[Entries taken from a collection]
══════════════════════════════

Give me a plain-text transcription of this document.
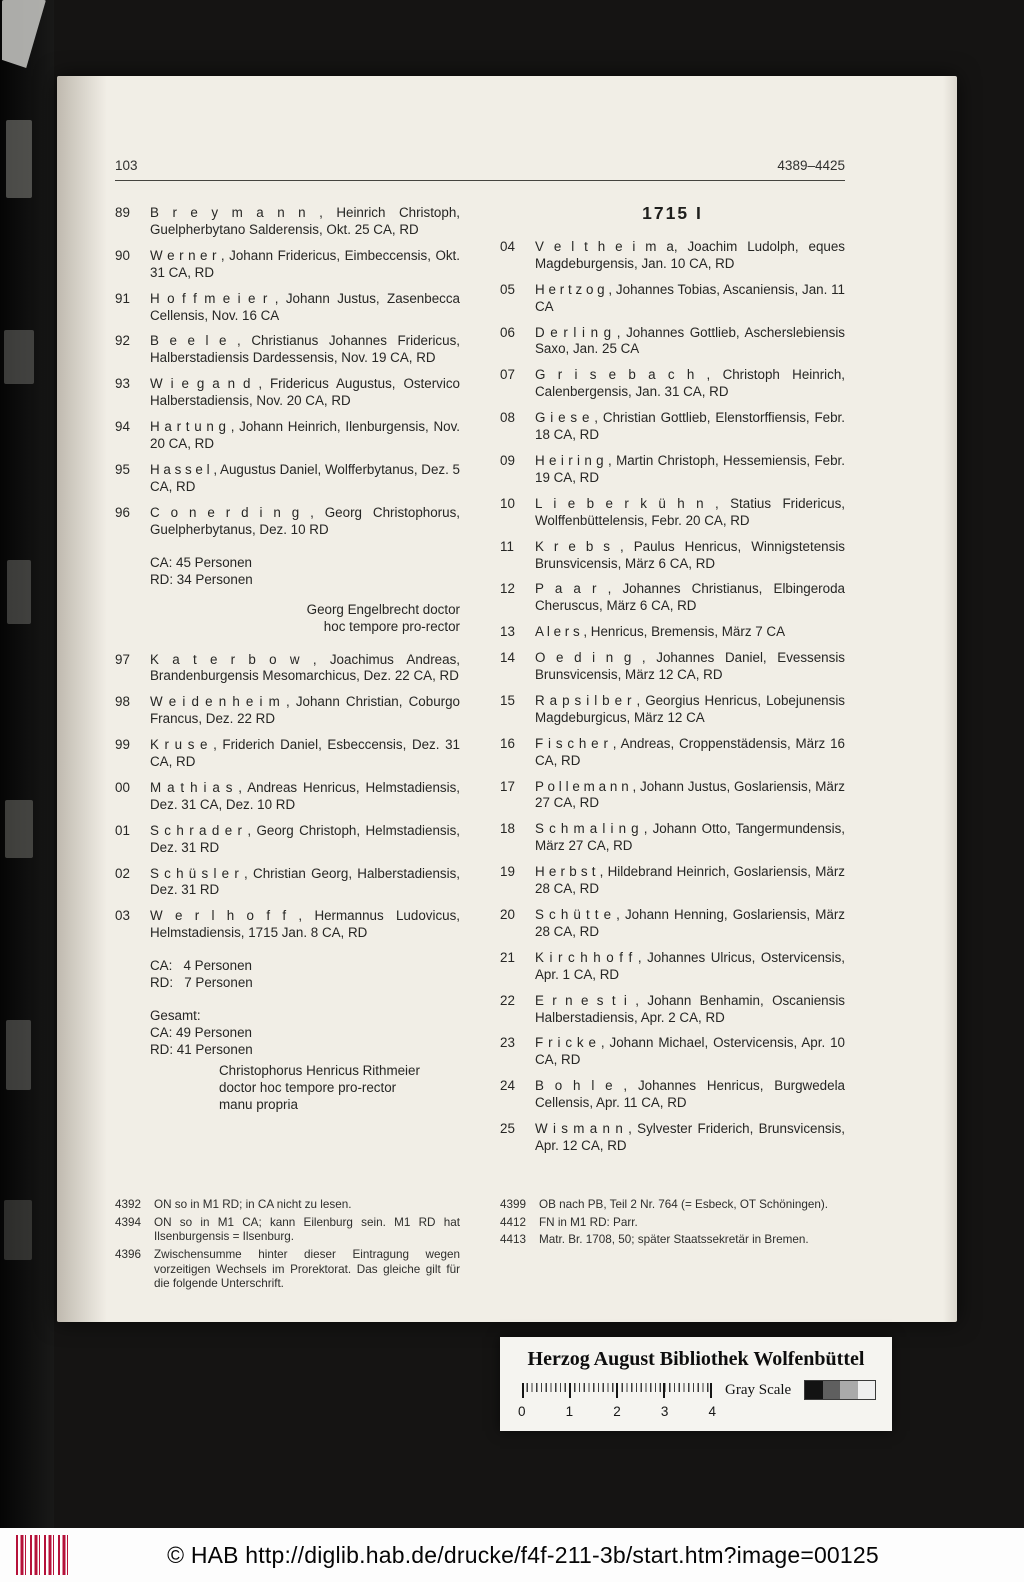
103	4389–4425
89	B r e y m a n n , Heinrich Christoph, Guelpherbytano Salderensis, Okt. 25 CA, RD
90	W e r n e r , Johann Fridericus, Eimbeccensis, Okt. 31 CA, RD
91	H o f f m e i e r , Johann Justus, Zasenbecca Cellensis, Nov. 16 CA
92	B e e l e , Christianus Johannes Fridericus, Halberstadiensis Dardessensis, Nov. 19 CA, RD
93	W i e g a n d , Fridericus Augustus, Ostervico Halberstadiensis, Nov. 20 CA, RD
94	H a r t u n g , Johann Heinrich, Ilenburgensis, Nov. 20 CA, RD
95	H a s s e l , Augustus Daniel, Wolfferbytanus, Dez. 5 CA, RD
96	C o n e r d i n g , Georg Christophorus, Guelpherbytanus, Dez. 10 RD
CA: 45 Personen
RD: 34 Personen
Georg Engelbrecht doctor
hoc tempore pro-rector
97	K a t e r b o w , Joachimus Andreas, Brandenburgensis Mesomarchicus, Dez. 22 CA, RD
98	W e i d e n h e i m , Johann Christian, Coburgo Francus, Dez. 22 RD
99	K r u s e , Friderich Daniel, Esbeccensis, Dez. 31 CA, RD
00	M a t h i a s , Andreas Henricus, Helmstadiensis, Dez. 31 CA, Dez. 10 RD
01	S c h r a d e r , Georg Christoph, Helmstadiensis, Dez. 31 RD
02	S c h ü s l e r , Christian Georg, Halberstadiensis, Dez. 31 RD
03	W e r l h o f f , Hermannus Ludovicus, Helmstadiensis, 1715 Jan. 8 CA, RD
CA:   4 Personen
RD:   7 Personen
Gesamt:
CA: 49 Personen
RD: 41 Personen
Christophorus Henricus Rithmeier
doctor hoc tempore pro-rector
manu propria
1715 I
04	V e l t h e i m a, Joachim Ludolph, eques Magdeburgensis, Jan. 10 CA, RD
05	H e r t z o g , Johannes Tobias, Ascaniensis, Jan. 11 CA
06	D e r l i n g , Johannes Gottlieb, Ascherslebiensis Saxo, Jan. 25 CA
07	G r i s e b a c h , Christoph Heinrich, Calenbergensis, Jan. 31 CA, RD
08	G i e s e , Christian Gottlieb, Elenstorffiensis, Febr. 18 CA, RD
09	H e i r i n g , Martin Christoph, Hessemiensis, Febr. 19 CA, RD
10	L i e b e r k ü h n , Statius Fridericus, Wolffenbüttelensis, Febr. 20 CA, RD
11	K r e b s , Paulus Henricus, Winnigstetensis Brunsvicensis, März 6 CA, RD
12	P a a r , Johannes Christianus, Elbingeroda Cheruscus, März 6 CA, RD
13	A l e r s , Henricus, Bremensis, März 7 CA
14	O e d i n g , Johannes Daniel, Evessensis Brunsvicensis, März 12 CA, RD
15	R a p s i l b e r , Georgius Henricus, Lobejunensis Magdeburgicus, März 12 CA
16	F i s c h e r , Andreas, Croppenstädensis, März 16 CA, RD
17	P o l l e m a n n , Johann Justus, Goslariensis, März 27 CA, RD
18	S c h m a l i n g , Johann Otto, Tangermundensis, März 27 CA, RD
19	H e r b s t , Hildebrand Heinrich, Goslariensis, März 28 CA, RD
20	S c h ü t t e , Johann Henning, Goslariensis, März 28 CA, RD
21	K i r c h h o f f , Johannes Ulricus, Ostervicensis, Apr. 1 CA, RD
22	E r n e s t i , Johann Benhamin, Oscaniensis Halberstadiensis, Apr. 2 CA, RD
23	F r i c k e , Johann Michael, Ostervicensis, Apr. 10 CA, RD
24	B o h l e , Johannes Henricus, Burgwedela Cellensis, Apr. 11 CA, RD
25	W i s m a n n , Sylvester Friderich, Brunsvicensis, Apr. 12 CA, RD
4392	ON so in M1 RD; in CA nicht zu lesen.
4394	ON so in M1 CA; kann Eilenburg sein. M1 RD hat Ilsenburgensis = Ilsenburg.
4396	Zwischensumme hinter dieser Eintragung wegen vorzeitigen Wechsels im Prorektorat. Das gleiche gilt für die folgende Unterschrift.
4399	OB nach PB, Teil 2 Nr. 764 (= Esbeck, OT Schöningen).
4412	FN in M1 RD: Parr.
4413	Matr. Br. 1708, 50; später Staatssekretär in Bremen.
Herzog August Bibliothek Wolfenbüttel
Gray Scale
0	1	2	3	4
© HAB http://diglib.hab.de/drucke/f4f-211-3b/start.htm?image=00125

══════════════════════════════

▸ Direction:
Leaving all pictures aside, quote each record exactly.

▸ Exercise solution:
Give me a plain-text transcription of this document.
103	4389–4425
89	B r e y m a n n , Heinrich Christoph, Guelpherbytano Salderensis, Okt. 25 CA, RD
90	W e r n e r , Johann Fridericus, Eimbeccensis, Okt. 31 CA, RD
91	H o f f m e i e r , Johann Justus, Zasenbecca Cellensis, Nov. 16 CA
92	B e e l e , Christianus Johannes Fridericus, Halberstadiensis Dardessensis, Nov. 19 CA, RD
93	W i e g a n d , Fridericus Augustus, Ostervico Halberstadiensis, Nov. 20 CA, RD
94	H a r t u n g , Johann Heinrich, Ilenburgensis, Nov. 20 CA, RD
95	H a s s e l , Augustus Daniel, Wolfferbytanus, Dez. 5 CA, RD
96	C o n e r d i n g , Georg Christophorus, Guelpherbytanus, Dez. 10 RD
CA: 45 Personen
RD: 34 Personen
Georg Engelbrecht doctor
hoc tempore pro-rector
97	K a t e r b o w , Joachimus Andreas, Brandenburgensis Mesomarchicus, Dez. 22 CA, RD
98	W e i d e n h e i m , Johann Christian, Coburgo Francus, Dez. 22 RD
99	K r u s e , Friderich Daniel, Esbeccensis, Dez. 31 CA, RD
00	M a t h i a s , Andreas Henricus, Helmstadiensis, Dez. 31 CA, Dez. 10 RD
01	S c h r a d e r , Georg Christoph, Helmstadiensis, Dez. 31 RD
02	S c h ü s l e r , Christian Georg, Halberstadiensis, Dez. 31 RD
03	W e r l h o f f , Hermannus Ludovicus, Helmstadiensis, 1715 Jan. 8 CA, RD
CA:   4 Personen
RD:   7 Personen
Gesamt:
CA: 49 Personen
RD: 41 Personen
Christophorus Henricus Rithmeier
doctor hoc tempore pro-rector
manu propria
1715 I
04	V e l t h e i m a, Joachim Ludolph, eques Magdeburgensis, Jan. 10 CA, RD
05	H e r t z o g , Johannes Tobias, Ascaniensis, Jan. 11 CA
06	D e r l i n g , Johannes Gottlieb, Ascherslebiensis Saxo, Jan. 25 CA
07	G r i s e b a c h , Christoph Heinrich, Calenbergensis, Jan. 31 CA, RD
08	G i e s e , Christian Gottlieb, Elenstorffiensis, Febr. 18 CA, RD
09	H e i r i n g , Martin Christoph, Hessemiensis, Febr. 19 CA, RD
10	L i e b e r k ü h n , Statius Fridericus, Wolffenbüttelensis, Febr. 20 CA, RD
11	K r e b s , Paulus Henricus, Winnigstetensis Brunsvicensis, März 6 CA, RD
12	P a a r , Johannes Christianus, Elbingeroda Cheruscus, März 6 CA, RD
13	A l e r s , Henricus, Bremensis, März 7 CA
14	O e d i n g , Johannes Daniel, Evessensis Brunsvicensis, März 12 CA, RD
15	R a p s i l b e r , Georgius Henricus, Lobejunensis Magdeburgicus, März 12 CA
16	F i s c h e r , Andreas, Croppenstädensis, März 16 CA, RD
17	P o l l e m a n n , Johann Justus, Goslariensis, März 27 CA, RD
18	S c h m a l i n g , Johann Otto, Tangermundensis, März 27 CA, RD
19	H e r b s t , Hildebrand Heinrich, Goslariensis, März 28 CA, RD
20	S c h ü t t e , Johann Henning, Goslariensis, März 28 CA, RD
21	K i r c h h o f f , Johannes Ulricus, Ostervicensis, Apr. 1 CA, RD
22	E r n e s t i , Johann Benhamin, Oscaniensis Halberstadiensis, Apr. 2 CA, RD
23	F r i c k e , Johann Michael, Ostervicensis, Apr. 10 CA, RD
24	B o h l e , Johannes Henricus, Burgwedela Cellensis, Apr. 11 CA, RD
25	W i s m a n n , Sylvester Friderich, Brunsvicensis, Apr. 12 CA, RD
4392	ON so in M1 RD; in CA nicht zu lesen.
4394	ON so in M1 CA; kann Eilenburg sein. M1 RD hat Ilsenburgensis = Ilsenburg.
4396	Zwischensumme hinter dieser Eintragung wegen vorzeitigen Wechsels im Prorektorat. Das gleiche gilt für die folgende Unterschrift.
4399	OB nach PB, Teil 2 Nr. 764 (= Esbeck, OT Schöningen).
4412	FN in M1 RD: Parr.
4413	Matr. Br. 1708, 50; später Staatssekretär in Bremen.
Herzog August Bibliothek Wolfenbüttel
Gray Scale
0	1	2	3	4
© HAB http://diglib.hab.de/drucke/f4f-211-3b/start.htm?image=00125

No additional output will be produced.